SUPPLIED ENTRIES:

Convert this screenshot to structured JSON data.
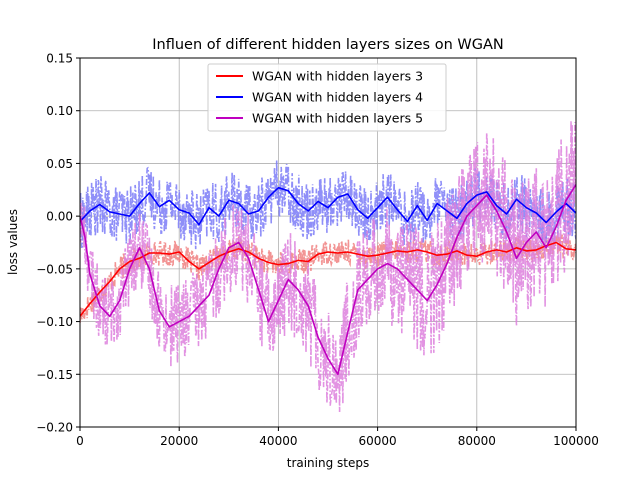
{
  "chart_data": {
    "type": "line",
    "title": "Influen of different hidden layers sizes on WGAN",
    "xlabel": "training steps",
    "ylabel": "loss values",
    "xlim": [
      0,
      100000
    ],
    "ylim": [
      -0.2,
      0.15
    ],
    "xticks": [
      0,
      20000,
      40000,
      60000,
      80000,
      100000
    ],
    "xtick_labels": [
      "0",
      "20000",
      "40000",
      "60000",
      "80000",
      "100000"
    ],
    "yticks": [
      -0.2,
      -0.15,
      -0.1,
      -0.05,
      0.0,
      0.05,
      0.1,
      0.15
    ],
    "ytick_labels": [
      "−0.20",
      "−0.15",
      "−0.10",
      "−0.05",
      "0.00",
      "0.05",
      "0.10",
      "0.15"
    ],
    "grid": true,
    "legend_position": "top-center",
    "colors": {
      "layers3": "#ff0000",
      "layers4": "#0000ff",
      "layers5": "#bf00bf",
      "layers3_raw": "#f08080",
      "layers4_raw": "#7b7bf7",
      "layers5_raw": "#dd80dd"
    },
    "series": [
      {
        "name": "WGAN with hidden layers 3",
        "color": "#ff0000",
        "raw_color": "#f08080",
        "noise": 0.012,
        "smoothed": [
          [
            0,
            -0.095
          ],
          [
            2000,
            -0.083
          ],
          [
            4000,
            -0.072
          ],
          [
            6000,
            -0.062
          ],
          [
            8000,
            -0.05
          ],
          [
            10000,
            -0.043
          ],
          [
            12000,
            -0.04
          ],
          [
            14000,
            -0.035
          ],
          [
            16000,
            -0.035
          ],
          [
            18000,
            -0.036
          ],
          [
            20000,
            -0.034
          ],
          [
            22000,
            -0.043
          ],
          [
            24000,
            -0.05
          ],
          [
            26000,
            -0.044
          ],
          [
            28000,
            -0.038
          ],
          [
            30000,
            -0.034
          ],
          [
            32000,
            -0.031
          ],
          [
            34000,
            -0.034
          ],
          [
            36000,
            -0.04
          ],
          [
            38000,
            -0.044
          ],
          [
            40000,
            -0.046
          ],
          [
            42000,
            -0.045
          ],
          [
            44000,
            -0.042
          ],
          [
            46000,
            -0.043
          ],
          [
            48000,
            -0.036
          ],
          [
            50000,
            -0.034
          ],
          [
            52000,
            -0.035
          ],
          [
            54000,
            -0.034
          ],
          [
            56000,
            -0.036
          ],
          [
            58000,
            -0.038
          ],
          [
            60000,
            -0.037
          ],
          [
            62000,
            -0.035
          ],
          [
            64000,
            -0.033
          ],
          [
            66000,
            -0.034
          ],
          [
            68000,
            -0.032
          ],
          [
            70000,
            -0.034
          ],
          [
            72000,
            -0.037
          ],
          [
            74000,
            -0.036
          ],
          [
            76000,
            -0.033
          ],
          [
            78000,
            -0.037
          ],
          [
            80000,
            -0.038
          ],
          [
            82000,
            -0.034
          ],
          [
            84000,
            -0.032
          ],
          [
            86000,
            -0.034
          ],
          [
            88000,
            -0.03
          ],
          [
            90000,
            -0.033
          ],
          [
            92000,
            -0.032
          ],
          [
            94000,
            -0.028
          ],
          [
            96000,
            -0.025
          ],
          [
            98000,
            -0.031
          ],
          [
            100000,
            -0.032
          ]
        ]
      },
      {
        "name": "WGAN with hidden layers 4",
        "color": "#0000ff",
        "raw_color": "#7b7bf7",
        "noise": 0.028,
        "smoothed": [
          [
            0,
            -0.005
          ],
          [
            2000,
            0.005
          ],
          [
            4000,
            0.011
          ],
          [
            6000,
            0.004
          ],
          [
            8000,
            0.002
          ],
          [
            10000,
            0.0
          ],
          [
            12000,
            0.012
          ],
          [
            14000,
            0.022
          ],
          [
            16000,
            0.009
          ],
          [
            18000,
            0.015
          ],
          [
            20000,
            0.006
          ],
          [
            22000,
            0.003
          ],
          [
            24000,
            -0.008
          ],
          [
            26000,
            0.008
          ],
          [
            28000,
            0.0
          ],
          [
            30000,
            0.015
          ],
          [
            32000,
            0.012
          ],
          [
            34000,
            0.002
          ],
          [
            36000,
            0.005
          ],
          [
            38000,
            0.018
          ],
          [
            40000,
            0.027
          ],
          [
            42000,
            0.024
          ],
          [
            44000,
            0.012
          ],
          [
            46000,
            0.005
          ],
          [
            48000,
            0.014
          ],
          [
            50000,
            0.008
          ],
          [
            52000,
            0.018
          ],
          [
            54000,
            0.021
          ],
          [
            56000,
            0.006
          ],
          [
            58000,
            -0.002
          ],
          [
            60000,
            0.008
          ],
          [
            62000,
            0.018
          ],
          [
            64000,
            0.006
          ],
          [
            66000,
            -0.005
          ],
          [
            68000,
            0.01
          ],
          [
            70000,
            -0.004
          ],
          [
            72000,
            0.012
          ],
          [
            74000,
            0.005
          ],
          [
            76000,
            -0.002
          ],
          [
            78000,
            0.012
          ],
          [
            80000,
            0.02
          ],
          [
            82000,
            0.023
          ],
          [
            84000,
            0.01
          ],
          [
            86000,
            0.002
          ],
          [
            88000,
            0.016
          ],
          [
            90000,
            0.008
          ],
          [
            92000,
            0.003
          ],
          [
            94000,
            -0.006
          ],
          [
            96000,
            0.004
          ],
          [
            98000,
            0.012
          ],
          [
            100000,
            0.003
          ]
        ]
      },
      {
        "name": "WGAN with hidden layers 5",
        "color": "#bf00bf",
        "raw_color": "#dd80dd",
        "noise": 0.045,
        "smoothed": [
          [
            0,
            0.0
          ],
          [
            1000,
            -0.02
          ],
          [
            2000,
            -0.055
          ],
          [
            4000,
            -0.085
          ],
          [
            6000,
            -0.095
          ],
          [
            8000,
            -0.08
          ],
          [
            10000,
            -0.05
          ],
          [
            12000,
            -0.03
          ],
          [
            14000,
            -0.05
          ],
          [
            16000,
            -0.09
          ],
          [
            18000,
            -0.105
          ],
          [
            20000,
            -0.1
          ],
          [
            22000,
            -0.095
          ],
          [
            24000,
            -0.085
          ],
          [
            26000,
            -0.075
          ],
          [
            28000,
            -0.05
          ],
          [
            30000,
            -0.03
          ],
          [
            32000,
            -0.025
          ],
          [
            34000,
            -0.04
          ],
          [
            36000,
            -0.07
          ],
          [
            38000,
            -0.1
          ],
          [
            40000,
            -0.08
          ],
          [
            42000,
            -0.06
          ],
          [
            44000,
            -0.07
          ],
          [
            46000,
            -0.085
          ],
          [
            48000,
            -0.115
          ],
          [
            50000,
            -0.135
          ],
          [
            52000,
            -0.15
          ],
          [
            54000,
            -0.11
          ],
          [
            56000,
            -0.07
          ],
          [
            58000,
            -0.06
          ],
          [
            60000,
            -0.05
          ],
          [
            62000,
            -0.045
          ],
          [
            64000,
            -0.05
          ],
          [
            66000,
            -0.06
          ],
          [
            68000,
            -0.07
          ],
          [
            70000,
            -0.08
          ],
          [
            72000,
            -0.065
          ],
          [
            74000,
            -0.045
          ],
          [
            76000,
            -0.02
          ],
          [
            78000,
            0.0
          ],
          [
            80000,
            0.01
          ],
          [
            82000,
            0.02
          ],
          [
            84000,
            0.005
          ],
          [
            86000,
            -0.015
          ],
          [
            88000,
            -0.04
          ],
          [
            90000,
            -0.025
          ],
          [
            92000,
            -0.015
          ],
          [
            94000,
            -0.03
          ],
          [
            96000,
            -0.01
          ],
          [
            98000,
            0.015
          ],
          [
            100000,
            0.03
          ]
        ]
      }
    ]
  }
}
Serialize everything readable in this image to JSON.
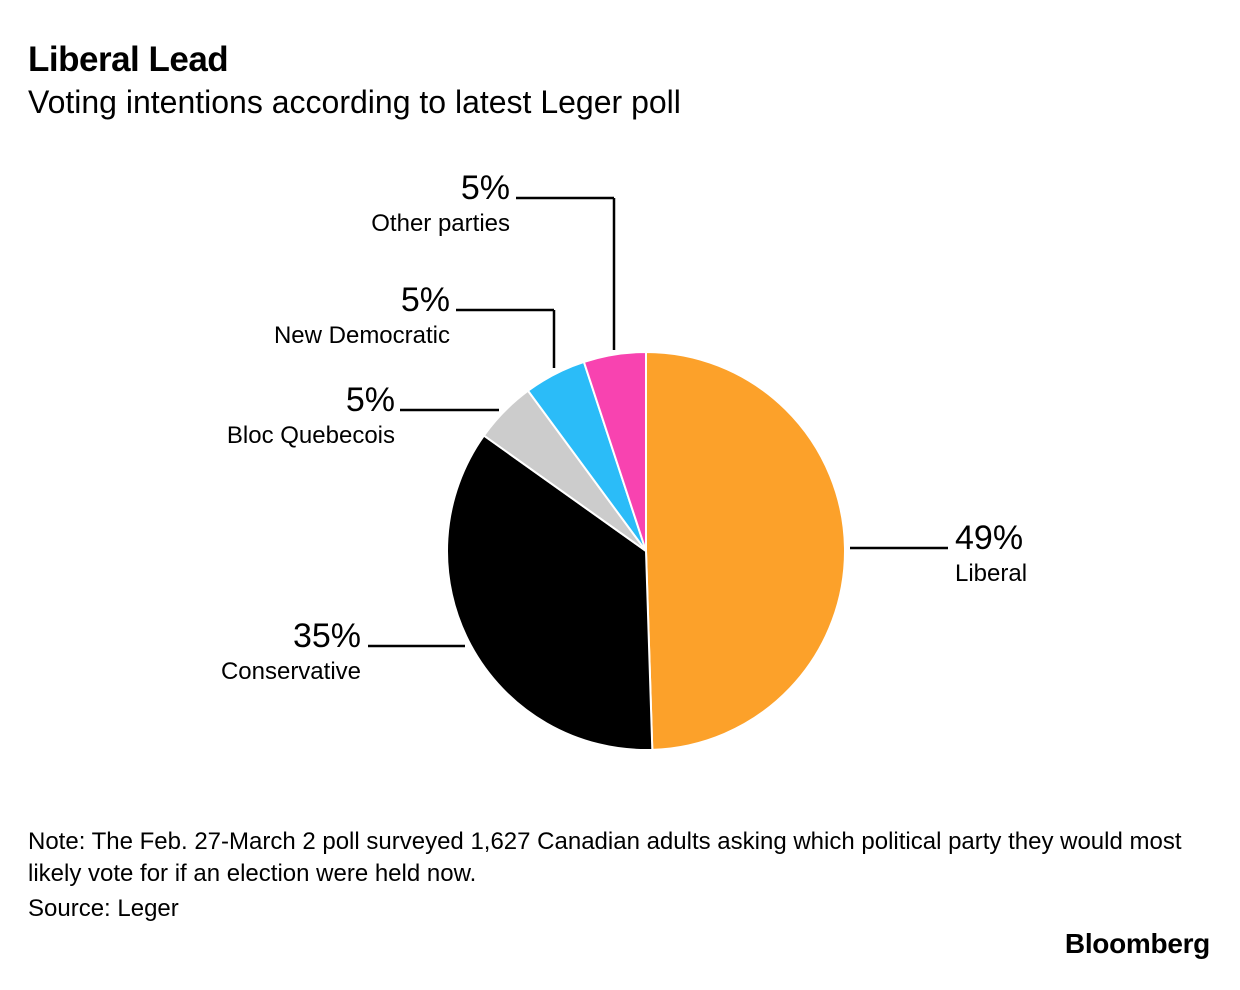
{
  "title": "Liberal Lead",
  "subtitle": "Voting intentions according to latest Leger poll",
  "note": "Note: The Feb. 27-March 2 poll surveyed 1,627 Canadian adults asking which political party they would most likely vote for if an election were held now.",
  "source": "Source: Leger",
  "brand": "Bloomberg",
  "chart_data": {
    "type": "pie",
    "unit": "%",
    "slices": [
      {
        "name": "Liberal",
        "value": 49,
        "label": "49%",
        "color": "#fca12a"
      },
      {
        "name": "Conservative",
        "value": 35,
        "label": "35%",
        "color": "#000000"
      },
      {
        "name": "Bloc Quebecois",
        "value": 5,
        "label": "5%",
        "color": "#cccccc"
      },
      {
        "name": "New Democratic",
        "value": 5,
        "label": "5%",
        "color": "#2bbcf8"
      },
      {
        "name": "Other parties",
        "value": 5,
        "label": "5%",
        "color": "#f843b0"
      }
    ]
  }
}
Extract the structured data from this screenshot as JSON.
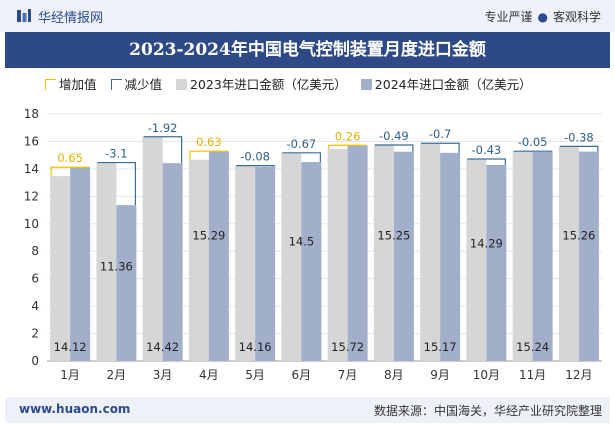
{
  "header": {
    "brand": "华经情报网",
    "tag1": "专业严谨",
    "tag2": "客观科学"
  },
  "colors": {
    "increase": "#f2c200",
    "decrease": "#3a6e98",
    "s2023": "#d6d6d6",
    "s2024": "#a2afcb",
    "titlebar": "#2e4a86"
  },
  "chart_data": {
    "type": "bar",
    "title": "2023-2024年中国电气控制装置月度进口金额",
    "legend": [
      "增加值",
      "减少值",
      "2023年进口金额（亿美元）",
      "2024年进口金额（亿美元）"
    ],
    "legend_position": "top-left",
    "categories": [
      "1月",
      "2月",
      "3月",
      "4月",
      "5月",
      "6月",
      "7月",
      "8月",
      "9月",
      "10月",
      "11月",
      "12月"
    ],
    "series": [
      {
        "name": "2023年进口金额（亿美元）",
        "values": [
          13.47,
          14.46,
          16.34,
          14.66,
          14.24,
          15.17,
          15.46,
          15.74,
          15.87,
          14.72,
          15.29,
          15.64
        ]
      },
      {
        "name": "2024年进口金额（亿美元）",
        "values": [
          14.12,
          11.36,
          14.42,
          15.29,
          14.16,
          14.5,
          15.72,
          15.25,
          15.17,
          14.29,
          15.24,
          15.26
        ]
      }
    ],
    "changes": [
      0.65,
      -3.1,
      -1.92,
      0.63,
      -0.08,
      -0.67,
      0.26,
      -0.49,
      -0.7,
      -0.43,
      -0.05,
      -0.38
    ],
    "change_labels": [
      "0.65",
      "-3.1",
      "-1.92",
      "0.63",
      "-0.08",
      "-0.67",
      "0.26",
      "-0.49",
      "-0.7",
      "-0.43",
      "-0.05",
      "-0.38"
    ],
    "value_labels": [
      "14.12",
      "11.36",
      "14.42",
      "15.29",
      "14.16",
      "14.5",
      "15.72",
      "15.25",
      "15.17",
      "14.29",
      "15.24",
      "15.26"
    ],
    "yticks": [
      "0",
      "2",
      "4",
      "6",
      "8",
      "10",
      "12",
      "14",
      "16",
      "18"
    ],
    "ylim": [
      0,
      18
    ],
    "grid": true
  },
  "footer": {
    "site": "www.huaon.com",
    "source": "数据来源：中国海关，华经产业研究院整理"
  }
}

DIRECTIVE: Establish how many lines of the material above hold the word "source". Nothing but the count should be returned.

ANSWER TO THIS PROBLEM: 2